### Stored entries
***

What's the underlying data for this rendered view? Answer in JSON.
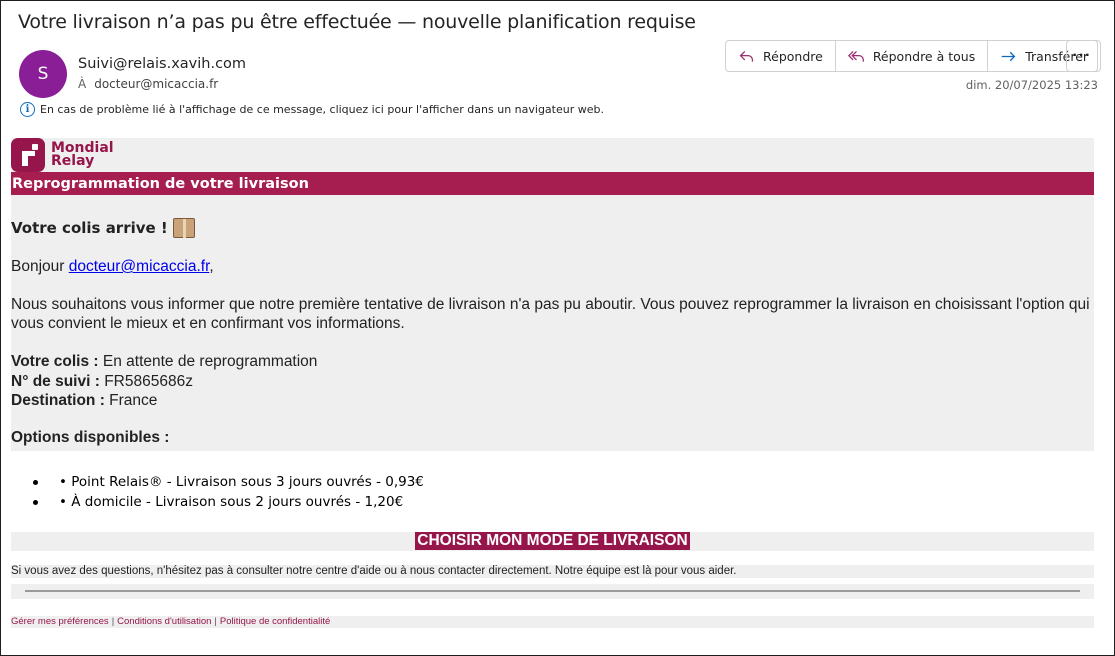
{
  "email": {
    "subject": "Votre livraison n’a pas pu être effectuée — nouvelle planification requise",
    "avatar_initial": "S",
    "sender": "Suivi@relais.xavih.com",
    "to_label": "À",
    "to": "docteur@micaccia.fr",
    "date": "dim. 20/07/2025 13:23",
    "info_text": "En cas de problème lié à l'affichage de ce message, cliquez ici pour l'afficher dans un navigateur web."
  },
  "actions": {
    "reply": "Répondre",
    "reply_all": "Répondre à tous",
    "forward": "Transférer",
    "more": "···"
  },
  "message": {
    "logo_line1": "Mondial",
    "logo_line2": "Relay",
    "banner": "Reprogrammation de votre livraison",
    "headline": "Votre colis arrive !",
    "greeting_prefix": "Bonjour ",
    "greeting_link": "docteur@micaccia.fr",
    "greeting_suffix": ",",
    "paragraph": "Nous souhaitons vous informer que notre première tentative de livraison n'a pas pu aboutir. Vous pouvez reprogrammer la livraison en choisissant l'option qui vous convient le mieux et en confirmant vos informations.",
    "status_label": "Votre colis :",
    "status_value": " En attente de reprogrammation",
    "tracking_label": "N° de suivi :",
    "tracking_value": " FR5865686z",
    "destination_label": "Destination :",
    "destination_value": " France",
    "options_title": "Options disponibles :",
    "options": [
      "• Point Relais® - Livraison sous 3 jours ouvrés - 0,93€",
      "• À domicile - Livraison sous 2 jours ouvrés - 1,20€"
    ],
    "cta": "CHOISIR MON MODE DE LIVRAISON",
    "help": "Si vous avez des questions, n'hésitez pas à consulter notre centre d'aide ou à nous contacter directement. Notre équipe est là pour vous aider.",
    "footer_links": [
      "Gérer mes préférences",
      "Conditions d'utilisation",
      "Politique de confidentialité"
    ],
    "footer_separator": "|"
  },
  "colors": {
    "brand": "#96154a",
    "banner": "#a51e4f",
    "avatar": "#8a1e97",
    "link": "#0000ee",
    "accent": "#0f6cbd"
  }
}
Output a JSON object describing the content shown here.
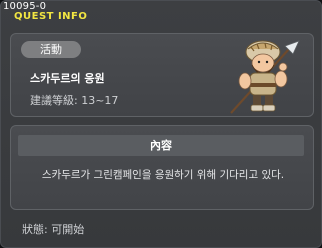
{
  "ref_id": "10095-0",
  "window": {
    "title": "QUEST INFO"
  },
  "quest": {
    "badge": "活動",
    "name": "스카두르의 응원",
    "level": "建議等級: 13~17",
    "npc_icon": "viking-warrior-npc-icon"
  },
  "content": {
    "header": "內容",
    "text": "스카두르가 그린캠페인을 응원하기 위해 기다리고 있다."
  },
  "status": "狀態: 可開始",
  "colors": {
    "title": "#f2e642",
    "panel": "#444649",
    "badge": "#7e7f81",
    "header": "#5a5d61"
  }
}
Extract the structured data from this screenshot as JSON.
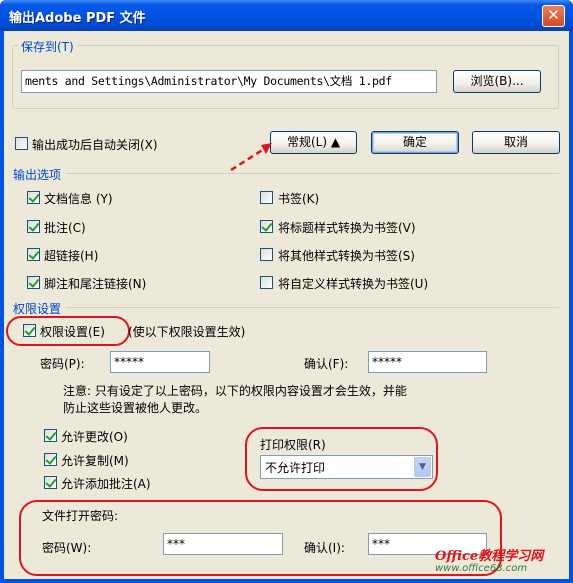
{
  "window": {
    "title": "输出Adobe PDF 文件",
    "close_glyph": "✕"
  },
  "save_to": {
    "label": "保存到(T)",
    "path": "ments and Settings\\Administrator\\My Documents\\文档 1.pdf",
    "browse_label": "浏览(B)..."
  },
  "auto_close": {
    "label": "输出成功后自动关闭(X)",
    "checked": false
  },
  "buttons": {
    "general_label": "常规(L) ▲",
    "ok_label": "确定",
    "cancel_label": "取消"
  },
  "output_options": {
    "heading": "输出选项",
    "left": [
      {
        "label": "文档信息 (Y)",
        "checked": true
      },
      {
        "label": "批注(C)",
        "checked": true
      },
      {
        "label": "超链接(H)",
        "checked": true
      },
      {
        "label": "脚注和尾注链接(N)",
        "checked": true
      }
    ],
    "right": [
      {
        "label": "书签(K)",
        "checked": false
      },
      {
        "label": "将标题样式转换为书签(V)",
        "checked": true
      },
      {
        "label": "将其他样式转换为书签(S)",
        "checked": false
      },
      {
        "label": "将自定义样式转换为书签(U)",
        "checked": false
      }
    ]
  },
  "permissions": {
    "heading": "权限设置",
    "enable_label": "权限设置(E)",
    "enable_hint": "(使以下权限设置生效)",
    "enable_checked": true,
    "password_label": "密码(P):",
    "password_value": "*****",
    "confirm_label": "确认(F):",
    "confirm_value": "*****",
    "note": "注意: 只有设定了以上密码，以下的权限内容设置才会生效，并能",
    "note2": "防止这些设置被他人更改。",
    "allow": [
      {
        "label": "允许更改(O)",
        "checked": true
      },
      {
        "label": "允许复制(M)",
        "checked": true
      },
      {
        "label": "允许添加批注(A)",
        "checked": true
      }
    ],
    "print_label": "打印权限(R)",
    "print_value": "不允许打印",
    "open_password_heading": "文件打开密码:",
    "open_password_label": "密码(W):",
    "open_password_value": "***",
    "open_confirm_label": "确认(I):",
    "open_confirm_value": "***"
  },
  "watermark": {
    "brand": "Office教程学习网",
    "url": "www.office68.com"
  },
  "colors": {
    "annotation": "#e0141c",
    "title_blue": "#0054e3",
    "section_blue": "#0046d5"
  }
}
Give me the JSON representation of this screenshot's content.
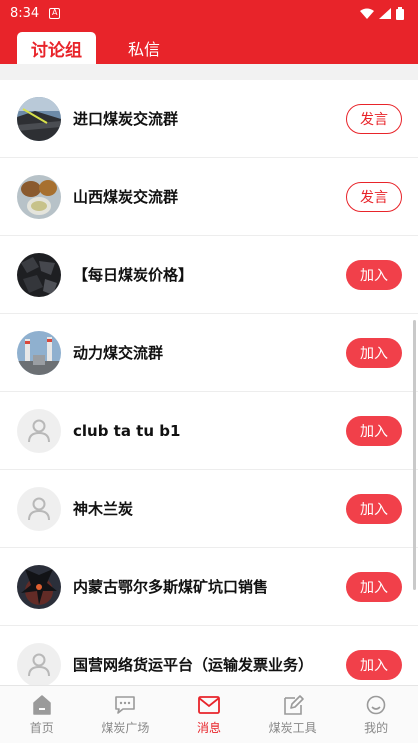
{
  "status_bar": {
    "time": "8:34",
    "notif_glyph": "A"
  },
  "tabs": [
    {
      "label": "讨论组",
      "active": true
    },
    {
      "label": "私信",
      "active": false
    }
  ],
  "groups": [
    {
      "name": "进口煤炭交流群",
      "action": "发言",
      "style": "outline",
      "avatar": "photo-coal-yard"
    },
    {
      "name": "山西煤炭交流群",
      "action": "发言",
      "style": "outline",
      "avatar": "photo-food-bowls"
    },
    {
      "name": "【每日煤炭价格】",
      "action": "加入",
      "style": "filled",
      "avatar": "photo-coal-lumps"
    },
    {
      "name": "动力煤交流群",
      "action": "加入",
      "style": "filled",
      "avatar": "photo-power-plant"
    },
    {
      "name": "club ta tu b1",
      "action": "加入",
      "style": "filled",
      "avatar": "default-user-icon"
    },
    {
      "name": "神木兰炭",
      "action": "加入",
      "style": "filled",
      "avatar": "default-user-icon"
    },
    {
      "name": "内蒙古鄂尔多斯煤矿坑口销售",
      "action": "加入",
      "style": "filled",
      "avatar": "photo-dragon"
    },
    {
      "name": "国营网络货运平台（运输发票业务）",
      "action": "加入",
      "style": "filled",
      "avatar": "default-user-icon"
    }
  ],
  "bottom_nav": [
    {
      "label": "首页",
      "icon": "home-icon",
      "active": false
    },
    {
      "label": "煤炭广场",
      "icon": "chat-bubble-icon",
      "active": false
    },
    {
      "label": "消息",
      "icon": "mail-icon",
      "active": true
    },
    {
      "label": "煤炭工具",
      "icon": "edit-icon",
      "active": false
    },
    {
      "label": "我的",
      "icon": "profile-icon",
      "active": false
    }
  ],
  "colors": {
    "brand": "#e8242a",
    "button_filled": "#f1404a"
  }
}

***

### Objective
Except for the pictures, give all the material above again verbatim.

### Solution
What's the underlying data for this rendered view? Answer in JSON.
{
  "email": {
    "subject": "Votre livraison n’a pas pu être effectuée — nouvelle planification requise",
    "avatar_initial": "S",
    "sender": "Suivi@relais.xavih.com",
    "to_label": "À",
    "to": "docteur@micaccia.fr",
    "date": "dim. 20/07/2025 13:23",
    "info_text": "En cas de problème lié à l'affichage de ce message, cliquez ici pour l'afficher dans un navigateur web."
  },
  "actions": {
    "reply": "Répondre",
    "reply_all": "Répondre à tous",
    "forward": "Transférer",
    "more": "···"
  },
  "message": {
    "logo_line1": "Mondial",
    "logo_line2": "Relay",
    "banner": "Reprogrammation de votre livraison",
    "headline": "Votre colis arrive !",
    "greeting_prefix": "Bonjour ",
    "greeting_link": "docteur@micaccia.fr",
    "greeting_suffix": ",",
    "paragraph": "Nous souhaitons vous informer que notre première tentative de livraison n'a pas pu aboutir. Vous pouvez reprogrammer la livraison en choisissant l'option qui vous convient le mieux et en confirmant vos informations.",
    "status_label": "Votre colis :",
    "status_value": " En attente de reprogrammation",
    "tracking_label": "N° de suivi :",
    "tracking_value": " FR5865686z",
    "destination_label": "Destination :",
    "destination_value": " France",
    "options_title": "Options disponibles :",
    "options": [
      "• Point Relais® - Livraison sous 3 jours ouvrés - 0,93€",
      "• À domicile - Livraison sous 2 jours ouvrés - 1,20€"
    ],
    "cta": "CHOISIR MON MODE DE LIVRAISON",
    "help": "Si vous avez des questions, n'hésitez pas à consulter notre centre d'aide ou à nous contacter directement. Notre équipe est là pour vous aider.",
    "footer_links": [
      "Gérer mes préférences",
      "Conditions d'utilisation",
      "Politique de confidentialité"
    ],
    "footer_separator": "|"
  },
  "colors": {
    "brand": "#96154a",
    "banner": "#a51e4f",
    "avatar": "#8a1e97",
    "link": "#0000ee",
    "accent": "#0f6cbd"
  }
}
Output a JSON object describing the content shown here.
{
  "ref_id": "10095-0",
  "window": {
    "title": "QUEST INFO"
  },
  "quest": {
    "badge": "活動",
    "name": "스카두르의 응원",
    "level": "建議等級: 13~17",
    "npc_icon": "viking-warrior-npc-icon"
  },
  "content": {
    "header": "內容",
    "text": "스카두르가 그린캠페인을 응원하기 위해 기다리고 있다."
  },
  "status": "狀態: 可開始",
  "colors": {
    "title": "#f2e642",
    "panel": "#444649",
    "badge": "#7e7f81",
    "header": "#5a5d61"
  }
}
Extract the structured data from this screenshot as JSON.
{
  "window": {
    "title": "输出Adobe PDF 文件",
    "close_glyph": "✕"
  },
  "save_to": {
    "label": "保存到(T)",
    "path": "ments and Settings\\Administrator\\My Documents\\文档 1.pdf",
    "browse_label": "浏览(B)..."
  },
  "auto_close": {
    "label": "输出成功后自动关闭(X)",
    "checked": false
  },
  "buttons": {
    "general_label": "常规(L) ▲",
    "ok_label": "确定",
    "cancel_label": "取消"
  },
  "output_options": {
    "heading": "输出选项",
    "left": [
      {
        "label": "文档信息 (Y)",
        "checked": true
      },
      {
        "label": "批注(C)",
        "checked": true
      },
      {
        "label": "超链接(H)",
        "checked": true
      },
      {
        "label": "脚注和尾注链接(N)",
        "checked": true
      }
    ],
    "right": [
      {
        "label": "书签(K)",
        "checked": false
      },
      {
        "label": "将标题样式转换为书签(V)",
        "checked": true
      },
      {
        "label": "将其他样式转换为书签(S)",
        "checked": false
      },
      {
        "label": "将自定义样式转换为书签(U)",
        "checked": false
      }
    ]
  },
  "permissions": {
    "heading": "权限设置",
    "enable_label": "权限设置(E)",
    "enable_hint": "(使以下权限设置生效)",
    "enable_checked": true,
    "password_label": "密码(P):",
    "password_value": "*****",
    "confirm_label": "确认(F):",
    "confirm_value": "*****",
    "note": "注意: 只有设定了以上密码，以下的权限内容设置才会生效，并能",
    "note2": "防止这些设置被他人更改。",
    "allow": [
      {
        "label": "允许更改(O)",
        "checked": true
      },
      {
        "label": "允许复制(M)",
        "checked": true
      },
      {
        "label": "允许添加批注(A)",
        "checked": true
      }
    ],
    "print_label": "打印权限(R)",
    "print_value": "不允许打印",
    "open_password_heading": "文件打开密码:",
    "open_password_label": "密码(W):",
    "open_password_value": "***",
    "open_confirm_label": "确认(I):",
    "open_confirm_value": "***"
  },
  "watermark": {
    "brand": "Office教程学习网",
    "url": "www.office68.com"
  },
  "colors": {
    "annotation": "#e0141c",
    "title_blue": "#0054e3",
    "section_blue": "#0046d5"
  }
}
Give me the JSON representation of this screenshot's content.
{
  "status_bar": {
    "time": "8:34",
    "notif_glyph": "A"
  },
  "tabs": [
    {
      "label": "讨论组",
      "active": true
    },
    {
      "label": "私信",
      "active": false
    }
  ],
  "groups": [
    {
      "name": "进口煤炭交流群",
      "action": "发言",
      "style": "outline",
      "avatar": "photo-coal-yard"
    },
    {
      "name": "山西煤炭交流群",
      "action": "发言",
      "style": "outline",
      "avatar": "photo-food-bowls"
    },
    {
      "name": "【每日煤炭价格】",
      "action": "加入",
      "style": "filled",
      "avatar": "photo-coal-lumps"
    },
    {
      "name": "动力煤交流群",
      "action": "加入",
      "style": "filled",
      "avatar": "photo-power-plant"
    },
    {
      "name": "club ta tu b1",
      "action": "加入",
      "style": "filled",
      "avatar": "default-user-icon"
    },
    {
      "name": "神木兰炭",
      "action": "加入",
      "style": "filled",
      "avatar": "default-user-icon"
    },
    {
      "name": "内蒙古鄂尔多斯煤矿坑口销售",
      "action": "加入",
      "style": "filled",
      "avatar": "photo-dragon"
    },
    {
      "name": "国营网络货运平台（运输发票业务）",
      "action": "加入",
      "style": "filled",
      "avatar": "default-user-icon"
    }
  ],
  "bottom_nav": [
    {
      "label": "首页",
      "icon": "home-icon",
      "active": false
    },
    {
      "label": "煤炭广场",
      "icon": "chat-bubble-icon",
      "active": false
    },
    {
      "label": "消息",
      "icon": "mail-icon",
      "active": true
    },
    {
      "label": "煤炭工具",
      "icon": "edit-icon",
      "active": false
    },
    {
      "label": "我的",
      "icon": "profile-icon",
      "active": false
    }
  ],
  "colors": {
    "brand": "#e8242a",
    "button_filled": "#f1404a"
  }
}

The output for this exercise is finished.